Only the number is wanted: tally the lines below that contain the word "Home".
##############################
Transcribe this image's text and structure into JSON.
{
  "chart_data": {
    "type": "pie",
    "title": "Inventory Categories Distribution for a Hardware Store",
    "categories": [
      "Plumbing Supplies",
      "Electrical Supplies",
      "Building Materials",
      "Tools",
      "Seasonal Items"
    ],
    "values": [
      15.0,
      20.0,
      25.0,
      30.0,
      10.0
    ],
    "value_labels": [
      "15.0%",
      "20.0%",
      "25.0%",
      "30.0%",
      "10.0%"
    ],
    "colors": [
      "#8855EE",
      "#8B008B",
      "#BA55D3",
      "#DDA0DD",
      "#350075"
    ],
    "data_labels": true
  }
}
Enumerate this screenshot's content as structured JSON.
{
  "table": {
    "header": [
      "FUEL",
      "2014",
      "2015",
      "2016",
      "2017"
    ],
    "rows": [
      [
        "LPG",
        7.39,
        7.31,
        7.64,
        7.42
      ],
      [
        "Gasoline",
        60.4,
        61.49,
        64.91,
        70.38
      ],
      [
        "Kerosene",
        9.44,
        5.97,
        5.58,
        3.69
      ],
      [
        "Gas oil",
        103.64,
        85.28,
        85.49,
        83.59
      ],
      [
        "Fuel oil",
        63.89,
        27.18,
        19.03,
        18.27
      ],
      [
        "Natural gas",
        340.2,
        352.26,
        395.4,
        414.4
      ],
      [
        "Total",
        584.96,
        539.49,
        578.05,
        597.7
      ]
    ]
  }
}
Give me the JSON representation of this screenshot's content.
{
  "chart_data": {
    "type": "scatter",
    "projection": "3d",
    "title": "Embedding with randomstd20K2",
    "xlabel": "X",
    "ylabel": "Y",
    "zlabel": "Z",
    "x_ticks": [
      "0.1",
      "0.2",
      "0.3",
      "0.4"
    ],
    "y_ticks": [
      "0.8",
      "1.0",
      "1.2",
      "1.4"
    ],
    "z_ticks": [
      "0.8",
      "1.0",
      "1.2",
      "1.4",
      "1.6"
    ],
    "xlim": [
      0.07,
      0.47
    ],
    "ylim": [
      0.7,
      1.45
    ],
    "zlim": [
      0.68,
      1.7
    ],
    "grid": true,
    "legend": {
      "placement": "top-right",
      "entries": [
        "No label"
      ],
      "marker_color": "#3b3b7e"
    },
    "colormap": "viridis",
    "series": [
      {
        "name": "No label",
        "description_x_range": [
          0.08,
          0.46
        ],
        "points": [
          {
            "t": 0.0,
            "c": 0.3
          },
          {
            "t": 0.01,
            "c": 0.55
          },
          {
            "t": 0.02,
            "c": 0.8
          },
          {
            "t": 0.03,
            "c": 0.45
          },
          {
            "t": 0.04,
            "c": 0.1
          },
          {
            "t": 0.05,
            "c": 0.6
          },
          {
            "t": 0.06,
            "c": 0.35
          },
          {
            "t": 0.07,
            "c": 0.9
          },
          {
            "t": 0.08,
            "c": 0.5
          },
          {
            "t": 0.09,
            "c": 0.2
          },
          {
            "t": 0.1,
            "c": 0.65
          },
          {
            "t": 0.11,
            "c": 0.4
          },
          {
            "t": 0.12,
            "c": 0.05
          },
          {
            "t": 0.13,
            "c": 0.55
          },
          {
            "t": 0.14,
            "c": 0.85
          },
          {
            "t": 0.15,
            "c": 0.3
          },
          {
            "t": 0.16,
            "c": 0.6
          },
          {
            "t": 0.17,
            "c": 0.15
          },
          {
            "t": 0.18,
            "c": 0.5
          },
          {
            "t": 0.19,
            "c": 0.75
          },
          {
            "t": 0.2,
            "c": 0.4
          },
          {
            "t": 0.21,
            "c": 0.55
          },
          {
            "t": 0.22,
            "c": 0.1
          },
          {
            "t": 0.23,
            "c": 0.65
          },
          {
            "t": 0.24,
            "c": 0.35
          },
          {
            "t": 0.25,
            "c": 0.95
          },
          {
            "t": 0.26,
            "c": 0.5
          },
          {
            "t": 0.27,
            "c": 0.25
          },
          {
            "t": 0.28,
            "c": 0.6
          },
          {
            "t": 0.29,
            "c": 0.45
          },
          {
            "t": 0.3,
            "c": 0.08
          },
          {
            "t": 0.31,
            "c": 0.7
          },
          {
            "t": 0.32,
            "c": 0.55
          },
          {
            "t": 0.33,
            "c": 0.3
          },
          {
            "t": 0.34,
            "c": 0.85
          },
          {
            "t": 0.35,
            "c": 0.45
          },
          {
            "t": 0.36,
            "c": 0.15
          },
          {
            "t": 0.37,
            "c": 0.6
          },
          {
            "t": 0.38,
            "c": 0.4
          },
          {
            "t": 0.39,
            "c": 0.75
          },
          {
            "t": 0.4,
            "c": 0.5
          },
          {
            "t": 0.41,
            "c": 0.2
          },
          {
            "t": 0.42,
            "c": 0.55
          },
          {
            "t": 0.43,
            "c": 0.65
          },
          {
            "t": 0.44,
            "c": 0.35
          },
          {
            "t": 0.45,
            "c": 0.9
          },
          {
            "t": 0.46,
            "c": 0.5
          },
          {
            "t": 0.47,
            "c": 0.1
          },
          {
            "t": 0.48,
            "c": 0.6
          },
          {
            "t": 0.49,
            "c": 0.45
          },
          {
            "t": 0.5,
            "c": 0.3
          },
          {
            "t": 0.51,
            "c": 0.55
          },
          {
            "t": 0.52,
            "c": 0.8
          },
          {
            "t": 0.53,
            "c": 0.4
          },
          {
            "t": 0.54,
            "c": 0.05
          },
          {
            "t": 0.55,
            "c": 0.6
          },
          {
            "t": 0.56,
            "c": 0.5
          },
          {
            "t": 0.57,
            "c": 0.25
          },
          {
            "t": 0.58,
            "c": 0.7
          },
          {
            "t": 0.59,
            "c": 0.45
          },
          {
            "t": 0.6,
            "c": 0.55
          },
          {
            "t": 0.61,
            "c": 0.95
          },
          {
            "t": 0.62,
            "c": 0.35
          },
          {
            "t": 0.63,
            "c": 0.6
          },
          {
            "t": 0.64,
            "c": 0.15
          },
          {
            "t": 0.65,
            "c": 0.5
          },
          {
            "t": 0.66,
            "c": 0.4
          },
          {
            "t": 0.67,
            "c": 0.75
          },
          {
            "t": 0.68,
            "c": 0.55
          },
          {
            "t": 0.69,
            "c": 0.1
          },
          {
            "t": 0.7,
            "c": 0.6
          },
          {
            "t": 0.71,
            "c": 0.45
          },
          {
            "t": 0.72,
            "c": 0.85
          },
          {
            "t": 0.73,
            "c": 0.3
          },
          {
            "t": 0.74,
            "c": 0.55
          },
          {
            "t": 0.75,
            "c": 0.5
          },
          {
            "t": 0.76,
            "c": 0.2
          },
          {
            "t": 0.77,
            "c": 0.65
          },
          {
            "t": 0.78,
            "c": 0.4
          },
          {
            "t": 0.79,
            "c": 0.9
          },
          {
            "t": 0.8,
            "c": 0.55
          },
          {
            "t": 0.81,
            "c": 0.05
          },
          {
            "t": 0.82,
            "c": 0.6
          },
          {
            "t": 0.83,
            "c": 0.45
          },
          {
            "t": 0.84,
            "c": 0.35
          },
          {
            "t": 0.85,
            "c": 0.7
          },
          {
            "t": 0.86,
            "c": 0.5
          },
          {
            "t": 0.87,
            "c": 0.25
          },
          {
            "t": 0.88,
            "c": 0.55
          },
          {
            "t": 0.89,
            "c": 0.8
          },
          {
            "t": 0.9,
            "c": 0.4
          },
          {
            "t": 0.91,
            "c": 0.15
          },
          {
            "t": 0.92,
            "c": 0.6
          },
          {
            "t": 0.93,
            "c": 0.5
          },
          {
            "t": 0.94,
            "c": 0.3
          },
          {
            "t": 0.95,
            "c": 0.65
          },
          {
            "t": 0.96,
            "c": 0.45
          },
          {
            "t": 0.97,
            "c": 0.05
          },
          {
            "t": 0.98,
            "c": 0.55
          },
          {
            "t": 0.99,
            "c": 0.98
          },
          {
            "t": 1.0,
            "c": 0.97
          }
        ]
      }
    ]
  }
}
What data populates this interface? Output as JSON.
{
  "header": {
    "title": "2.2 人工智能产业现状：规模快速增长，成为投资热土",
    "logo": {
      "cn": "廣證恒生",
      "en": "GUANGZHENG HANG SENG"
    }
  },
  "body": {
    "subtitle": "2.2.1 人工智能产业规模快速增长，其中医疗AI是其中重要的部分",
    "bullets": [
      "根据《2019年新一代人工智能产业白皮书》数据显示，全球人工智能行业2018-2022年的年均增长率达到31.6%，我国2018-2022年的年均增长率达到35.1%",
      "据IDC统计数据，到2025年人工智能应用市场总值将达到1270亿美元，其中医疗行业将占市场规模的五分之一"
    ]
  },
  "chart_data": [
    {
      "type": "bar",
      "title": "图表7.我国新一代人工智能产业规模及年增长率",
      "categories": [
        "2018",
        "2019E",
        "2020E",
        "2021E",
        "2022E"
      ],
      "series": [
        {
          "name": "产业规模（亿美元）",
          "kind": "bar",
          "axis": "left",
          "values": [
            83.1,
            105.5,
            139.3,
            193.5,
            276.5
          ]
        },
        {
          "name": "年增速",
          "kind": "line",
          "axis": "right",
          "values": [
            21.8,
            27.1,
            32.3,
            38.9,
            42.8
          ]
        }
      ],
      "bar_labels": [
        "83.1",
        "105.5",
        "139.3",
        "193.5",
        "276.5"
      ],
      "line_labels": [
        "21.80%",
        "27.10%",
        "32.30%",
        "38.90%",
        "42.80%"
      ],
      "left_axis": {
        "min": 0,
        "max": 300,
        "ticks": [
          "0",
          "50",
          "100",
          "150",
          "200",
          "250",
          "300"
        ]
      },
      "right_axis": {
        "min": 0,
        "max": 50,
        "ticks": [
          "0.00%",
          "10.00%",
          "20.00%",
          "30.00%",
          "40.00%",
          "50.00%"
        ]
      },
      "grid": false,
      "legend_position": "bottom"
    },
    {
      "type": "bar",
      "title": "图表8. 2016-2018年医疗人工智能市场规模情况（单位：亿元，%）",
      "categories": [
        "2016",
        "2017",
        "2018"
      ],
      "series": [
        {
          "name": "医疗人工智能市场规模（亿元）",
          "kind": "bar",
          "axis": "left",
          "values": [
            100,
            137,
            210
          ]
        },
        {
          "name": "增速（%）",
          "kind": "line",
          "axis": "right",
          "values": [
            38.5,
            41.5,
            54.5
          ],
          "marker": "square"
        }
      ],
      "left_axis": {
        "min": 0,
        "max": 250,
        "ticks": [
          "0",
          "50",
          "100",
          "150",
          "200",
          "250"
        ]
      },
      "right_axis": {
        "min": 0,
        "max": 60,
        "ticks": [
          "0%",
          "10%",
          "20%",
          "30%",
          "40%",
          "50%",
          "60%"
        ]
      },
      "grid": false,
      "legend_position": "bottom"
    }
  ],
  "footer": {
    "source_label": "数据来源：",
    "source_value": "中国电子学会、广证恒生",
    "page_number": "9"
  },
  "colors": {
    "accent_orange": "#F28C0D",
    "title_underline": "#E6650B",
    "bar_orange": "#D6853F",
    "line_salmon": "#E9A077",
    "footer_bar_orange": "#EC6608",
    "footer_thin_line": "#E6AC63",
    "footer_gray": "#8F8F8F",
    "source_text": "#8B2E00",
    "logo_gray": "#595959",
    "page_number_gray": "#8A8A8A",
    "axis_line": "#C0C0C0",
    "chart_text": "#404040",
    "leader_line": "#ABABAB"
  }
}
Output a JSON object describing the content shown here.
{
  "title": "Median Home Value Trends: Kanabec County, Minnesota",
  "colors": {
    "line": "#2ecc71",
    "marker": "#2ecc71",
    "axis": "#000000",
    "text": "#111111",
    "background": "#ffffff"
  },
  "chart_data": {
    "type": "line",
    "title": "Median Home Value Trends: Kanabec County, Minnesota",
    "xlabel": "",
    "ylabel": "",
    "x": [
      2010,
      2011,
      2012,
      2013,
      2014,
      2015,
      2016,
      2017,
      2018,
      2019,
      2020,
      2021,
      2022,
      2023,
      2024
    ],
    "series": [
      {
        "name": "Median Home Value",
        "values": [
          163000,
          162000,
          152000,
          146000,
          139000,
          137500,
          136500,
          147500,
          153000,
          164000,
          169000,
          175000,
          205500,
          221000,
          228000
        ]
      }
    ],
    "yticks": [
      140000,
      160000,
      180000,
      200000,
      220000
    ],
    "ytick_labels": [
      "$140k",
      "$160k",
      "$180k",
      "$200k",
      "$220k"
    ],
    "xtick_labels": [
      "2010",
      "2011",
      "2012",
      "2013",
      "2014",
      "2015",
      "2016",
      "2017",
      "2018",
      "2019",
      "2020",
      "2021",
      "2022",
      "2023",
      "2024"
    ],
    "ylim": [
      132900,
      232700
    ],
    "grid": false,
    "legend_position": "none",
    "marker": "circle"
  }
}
##############################
Answer to the task:
3